* [What the task requires] A verbatim copy of the records is required, with all pictures left out.

****

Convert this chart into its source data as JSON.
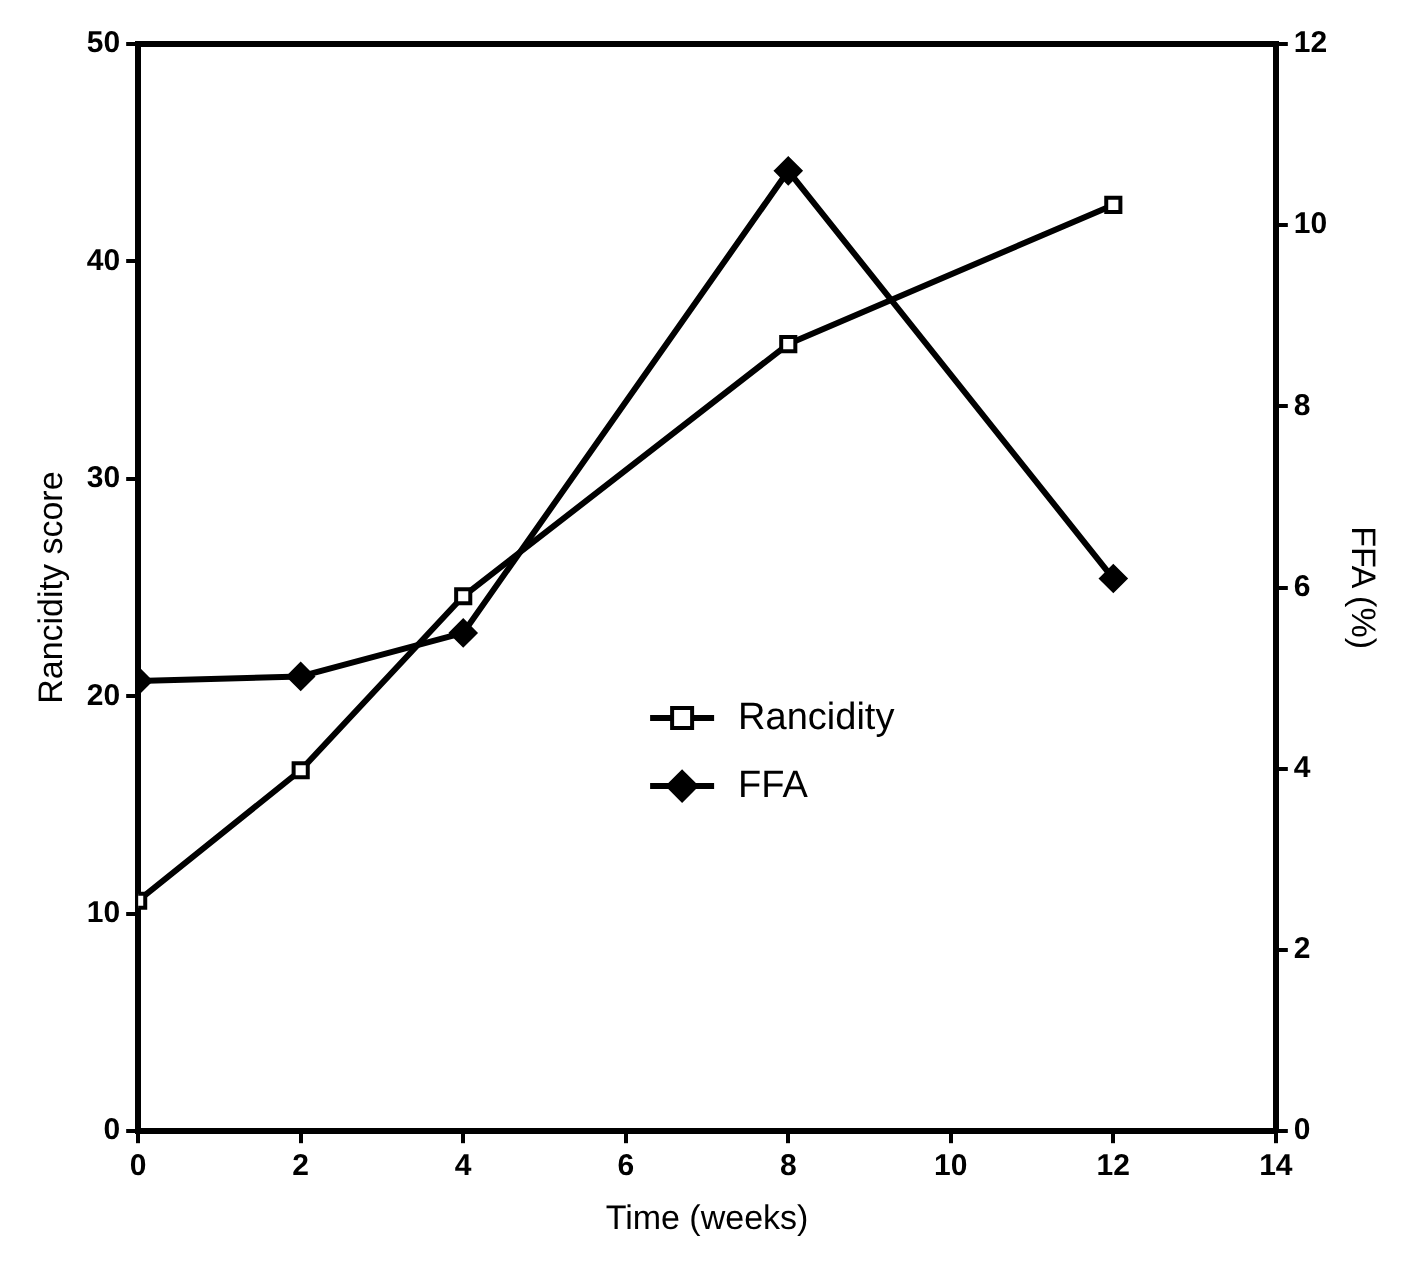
{
  "chart_data": {
    "type": "line",
    "xlabel": "Time (weeks)",
    "ylabel": "Rancidity score",
    "y2label": "FFA (%)",
    "xlim": [
      0,
      14
    ],
    "xticks": [
      0,
      2,
      4,
      6,
      8,
      10,
      12,
      14
    ],
    "ylim": [
      0,
      50
    ],
    "yticks": [
      0,
      10,
      20,
      30,
      40,
      50
    ],
    "y2lim": [
      0,
      12
    ],
    "y2ticks": [
      0,
      2,
      4,
      6,
      8,
      10,
      12
    ],
    "grid": false,
    "legend": "center",
    "line_style": "solid",
    "series": [
      {
        "name": "Rancidity",
        "color": "#000000",
        "marker": "square",
        "x": [
          0,
          2,
          4,
          8,
          12
        ],
        "values": [
          10.6,
          16.6,
          24.6,
          36.2,
          42.6
        ]
      },
      {
        "name": "FFA",
        "color": "#000000",
        "marker": "diamond",
        "axis": "y2",
        "x": [
          0,
          2,
          4,
          8,
          12
        ],
        "values": [
          4.97,
          5.02,
          5.5,
          10.6,
          6.1
        ]
      }
    ]
  }
}
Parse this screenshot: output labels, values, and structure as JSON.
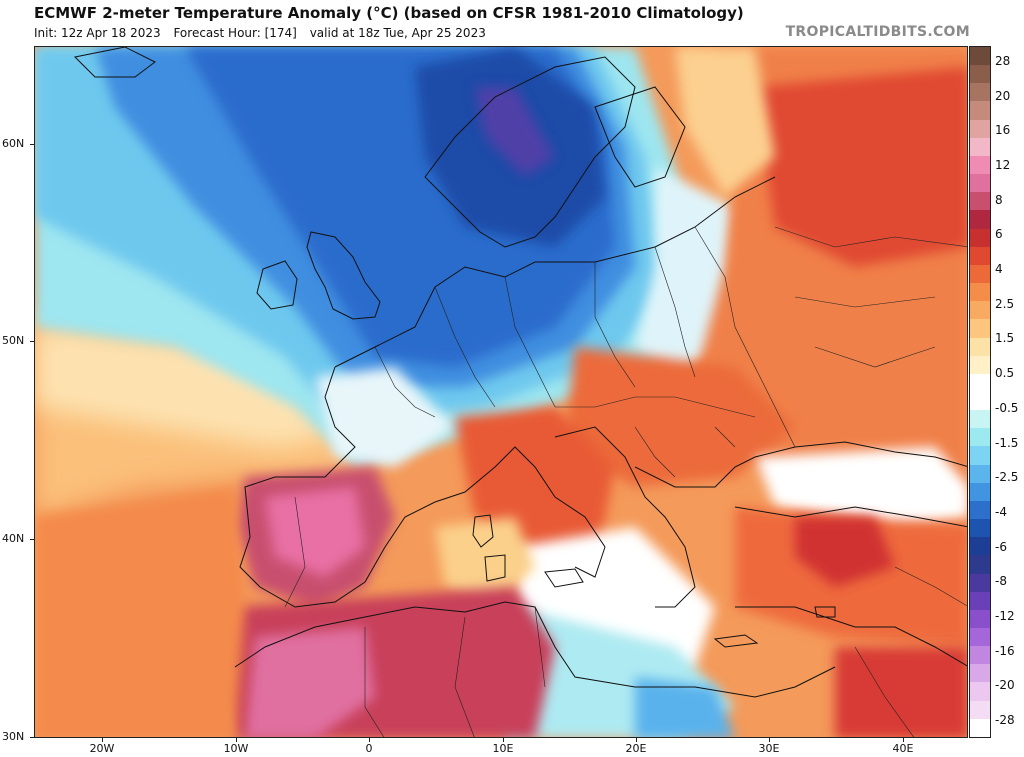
{
  "header": {
    "title": "ECMWF 2-meter Temperature Anomaly (°C) (based on CFSR 1981-2010 Climatology)",
    "init": "Init: 12z Apr 18 2023",
    "forecast_hour": "Forecast Hour: [174]",
    "valid": "valid at 18z Tue, Apr 25 2023",
    "brand": "TROPICALTIDBITS.COM"
  },
  "map": {
    "lat_labels": [
      "60N",
      "50N",
      "40N",
      "30N"
    ],
    "lon_labels": [
      "20W",
      "10W",
      "0",
      "10E",
      "20E",
      "30E",
      "40E"
    ]
  },
  "colorbar": {
    "labels": [
      "28",
      "20",
      "16",
      "12",
      "8",
      "6",
      "4",
      "2.5",
      "1.5",
      "0.5",
      "-0.5",
      "-1.5",
      "-2.5",
      "-4",
      "-6",
      "-8",
      "-12",
      "-16",
      "-20",
      "-28"
    ],
    "colors": [
      "#6e4a3a",
      "#8a5e4a",
      "#a87462",
      "#c48a7c",
      "#e0a4a0",
      "#f2b8c8",
      "#f08cb4",
      "#e0709e",
      "#c8506e",
      "#b02840",
      "#c83030",
      "#e04830",
      "#ec6a3a",
      "#f48c4a",
      "#f8aa62",
      "#fcc67e",
      "#fde2a8",
      "#fff0c8",
      "#ffffff",
      "#ffffff",
      "#c8f4f4",
      "#9ceaf0",
      "#7cd4f2",
      "#5cb4ec",
      "#4094e0",
      "#2c70cc",
      "#1c54b0",
      "#1c3e94",
      "#2e3a8e",
      "#4a3aa0",
      "#6a40b8",
      "#8a50cc",
      "#a466d8",
      "#c086e0",
      "#d8a8e8",
      "#ecc8f0",
      "#f4dcf4",
      "#ffffff"
    ]
  }
}
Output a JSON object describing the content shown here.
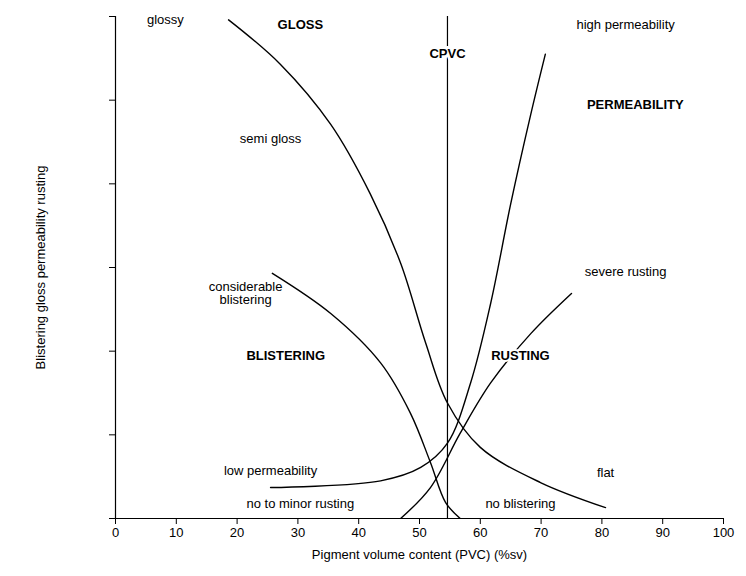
{
  "chart_data": {
    "type": "line",
    "xlabel": "Pigment volume content (PVC) (%sv)",
    "ylabel": "Blistering gloss permeability rusting",
    "xlim": [
      0,
      100
    ],
    "xticks": [
      0,
      10,
      20,
      30,
      40,
      50,
      60,
      70,
      80,
      90,
      100
    ],
    "ylim": [
      0,
      6
    ],
    "yticks": [
      0,
      1,
      2,
      3,
      4,
      5,
      6
    ],
    "tick_labels": "x",
    "grid": false,
    "series": [
      {
        "name": "GLOSS",
        "color": "#000000",
        "label_position": {
          "x": 30.4,
          "y": 5.9
        },
        "x": [
          18.6,
          27.1,
          35.4,
          41.9,
          46.9,
          51.0,
          54.6,
          60.0,
          69.9,
          80.6
        ],
        "values": [
          5.96,
          5.43,
          4.71,
          3.88,
          3.05,
          2.1,
          1.38,
          0.85,
          0.43,
          0.13
        ]
      },
      {
        "name": "PERMEABILITY",
        "color": "#000000",
        "label_position": {
          "x": 85.5,
          "y": 4.95
        },
        "x": [
          25.5,
          43.6,
          50.2,
          54.6,
          58.4,
          61.7,
          65.0,
          68.3,
          70.7
        ],
        "values": [
          0.37,
          0.45,
          0.61,
          0.9,
          1.62,
          2.57,
          3.76,
          4.83,
          5.55
        ]
      },
      {
        "name": "BLISTERING",
        "color": "#000000",
        "label_position": {
          "x": 28.0,
          "y": 1.95
        },
        "x": [
          25.8,
          35.4,
          43.6,
          48.5,
          51.8,
          54.3,
          56.7
        ],
        "values": [
          2.93,
          2.45,
          1.86,
          1.26,
          0.67,
          0.19,
          0
        ]
      },
      {
        "name": "RUSTING",
        "color": "#000000",
        "label_position": {
          "x": 66.6,
          "y": 1.95
        },
        "x": [
          46.9,
          51.8,
          56.7,
          61.7,
          68.3,
          75.0
        ],
        "values": [
          0,
          0.37,
          1.02,
          1.62,
          2.21,
          2.69
        ]
      }
    ],
    "reference_lines": [
      {
        "x": 54.6,
        "label": "CPVC"
      }
    ],
    "annotations": [
      {
        "text": "glossy",
        "x": 8.2,
        "y": 5.96
      },
      {
        "text": "semi gloss",
        "x": 25.5,
        "y": 4.54
      },
      {
        "text": "high permeability",
        "x": 83.9,
        "y": 5.9
      },
      {
        "text": "considerable\nblistering",
        "x": 21.4,
        "y": 2.69
      },
      {
        "text": "severe rusting",
        "x": 83.9,
        "y": 2.95
      },
      {
        "text": "low permeability",
        "x": 25.5,
        "y": 0.57
      },
      {
        "text": "flat",
        "x": 80.6,
        "y": 0.55
      },
      {
        "text": "no to minor rusting",
        "x": 30.4,
        "y": 0.17
      },
      {
        "text": "no blistering",
        "x": 66.6,
        "y": 0.17
      }
    ]
  }
}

****

* [Reply to the task]
Convert this chart into its source data as JSON.
{
  "chart_data": {
    "type": "line",
    "xlabel": "Time (weeks)",
    "ylabel": "Rancidity score",
    "y2label": "FFA (%)",
    "xlim": [
      0,
      14
    ],
    "xticks": [
      0,
      2,
      4,
      6,
      8,
      10,
      12,
      14
    ],
    "ylim": [
      0,
      50
    ],
    "yticks": [
      0,
      10,
      20,
      30,
      40,
      50
    ],
    "y2lim": [
      0,
      12
    ],
    "y2ticks": [
      0,
      2,
      4,
      6,
      8,
      10,
      12
    ],
    "grid": false,
    "legend": "center",
    "line_style": "solid",
    "series": [
      {
        "name": "Rancidity",
        "color": "#000000",
        "marker": "square",
        "x": [
          0,
          2,
          4,
          8,
          12
        ],
        "values": [
          10.6,
          16.6,
          24.6,
          36.2,
          42.6
        ]
      },
      {
        "name": "FFA",
        "color": "#000000",
        "marker": "diamond",
        "axis": "y2",
        "x": [
          0,
          2,
          4,
          8,
          12
        ],
        "values": [
          4.97,
          5.02,
          5.5,
          10.6,
          6.1
        ]
      }
    ]
  }
}
Parse this screenshot: output labels, values, and structure as JSON.
{
  "header": {
    "title": "ECMWF 2-meter Temperature Anomaly (°C) (based on CFSR 1981-2010 Climatology)",
    "init": "Init: 12z Apr 18 2023",
    "forecast_hour": "Forecast Hour: [174]",
    "valid": "valid at 18z Tue, Apr 25 2023",
    "brand": "TROPICALTIDBITS.COM"
  },
  "map": {
    "lat_labels": [
      "60N",
      "50N",
      "40N",
      "30N"
    ],
    "lon_labels": [
      "20W",
      "10W",
      "0",
      "10E",
      "20E",
      "30E",
      "40E"
    ]
  },
  "colorbar": {
    "labels": [
      "28",
      "20",
      "16",
      "12",
      "8",
      "6",
      "4",
      "2.5",
      "1.5",
      "0.5",
      "-0.5",
      "-1.5",
      "-2.5",
      "-4",
      "-6",
      "-8",
      "-12",
      "-16",
      "-20",
      "-28"
    ],
    "colors": [
      "#6e4a3a",
      "#8a5e4a",
      "#a87462",
      "#c48a7c",
      "#e0a4a0",
      "#f2b8c8",
      "#f08cb4",
      "#e0709e",
      "#c8506e",
      "#b02840",
      "#c83030",
      "#e04830",
      "#ec6a3a",
      "#f48c4a",
      "#f8aa62",
      "#fcc67e",
      "#fde2a8",
      "#fff0c8",
      "#ffffff",
      "#ffffff",
      "#c8f4f4",
      "#9ceaf0",
      "#7cd4f2",
      "#5cb4ec",
      "#4094e0",
      "#2c70cc",
      "#1c54b0",
      "#1c3e94",
      "#2e3a8e",
      "#4a3aa0",
      "#6a40b8",
      "#8a50cc",
      "#a466d8",
      "#c086e0",
      "#d8a8e8",
      "#ecc8f0",
      "#f4dcf4",
      "#ffffff"
    ]
  }
}
Output a JSON object describing the content shown here.
{
  "chart_data": {
    "type": "line",
    "xlabel": "Pigment volume content (PVC) (%sv)",
    "ylabel": "Blistering gloss permeability rusting",
    "xlim": [
      0,
      100
    ],
    "xticks": [
      0,
      10,
      20,
      30,
      40,
      50,
      60,
      70,
      80,
      90,
      100
    ],
    "ylim": [
      0,
      6
    ],
    "yticks": [
      0,
      1,
      2,
      3,
      4,
      5,
      6
    ],
    "tick_labels": "x",
    "grid": false,
    "series": [
      {
        "name": "GLOSS",
        "color": "#000000",
        "label_position": {
          "x": 30.4,
          "y": 5.9
        },
        "x": [
          18.6,
          27.1,
          35.4,
          41.9,
          46.9,
          51.0,
          54.6,
          60.0,
          69.9,
          80.6
        ],
        "values": [
          5.96,
          5.43,
          4.71,
          3.88,
          3.05,
          2.1,
          1.38,
          0.85,
          0.43,
          0.13
        ]
      },
      {
        "name": "PERMEABILITY",
        "color": "#000000",
        "label_position": {
          "x": 85.5,
          "y": 4.95
        },
        "x": [
          25.5,
          43.6,
          50.2,
          54.6,
          58.4,
          61.7,
          65.0,
          68.3,
          70.7
        ],
        "values": [
          0.37,
          0.45,
          0.61,
          0.9,
          1.62,
          2.57,
          3.76,
          4.83,
          5.55
        ]
      },
      {
        "name": "BLISTERING",
        "color": "#000000",
        "label_position": {
          "x": 28.0,
          "y": 1.95
        },
        "x": [
          25.8,
          35.4,
          43.6,
          48.5,
          51.8,
          54.3,
          56.7
        ],
        "values": [
          2.93,
          2.45,
          1.86,
          1.26,
          0.67,
          0.19,
          0
        ]
      },
      {
        "name": "RUSTING",
        "color": "#000000",
        "label_position": {
          "x": 66.6,
          "y": 1.95
        },
        "x": [
          46.9,
          51.8,
          56.7,
          61.7,
          68.3,
          75.0
        ],
        "values": [
          0,
          0.37,
          1.02,
          1.62,
          2.21,
          2.69
        ]
      }
    ],
    "reference_lines": [
      {
        "x": 54.6,
        "label": "CPVC"
      }
    ],
    "annotations": [
      {
        "text": "glossy",
        "x": 8.2,
        "y": 5.96
      },
      {
        "text": "semi gloss",
        "x": 25.5,
        "y": 4.54
      },
      {
        "text": "high permeability",
        "x": 83.9,
        "y": 5.9
      },
      {
        "text": "considerable\nblistering",
        "x": 21.4,
        "y": 2.69
      },
      {
        "text": "severe rusting",
        "x": 83.9,
        "y": 2.95
      },
      {
        "text": "low permeability",
        "x": 25.5,
        "y": 0.57
      },
      {
        "text": "flat",
        "x": 80.6,
        "y": 0.55
      },
      {
        "text": "no to minor rusting",
        "x": 30.4,
        "y": 0.17
      },
      {
        "text": "no blistering",
        "x": 66.6,
        "y": 0.17
      }
    ]
  }
}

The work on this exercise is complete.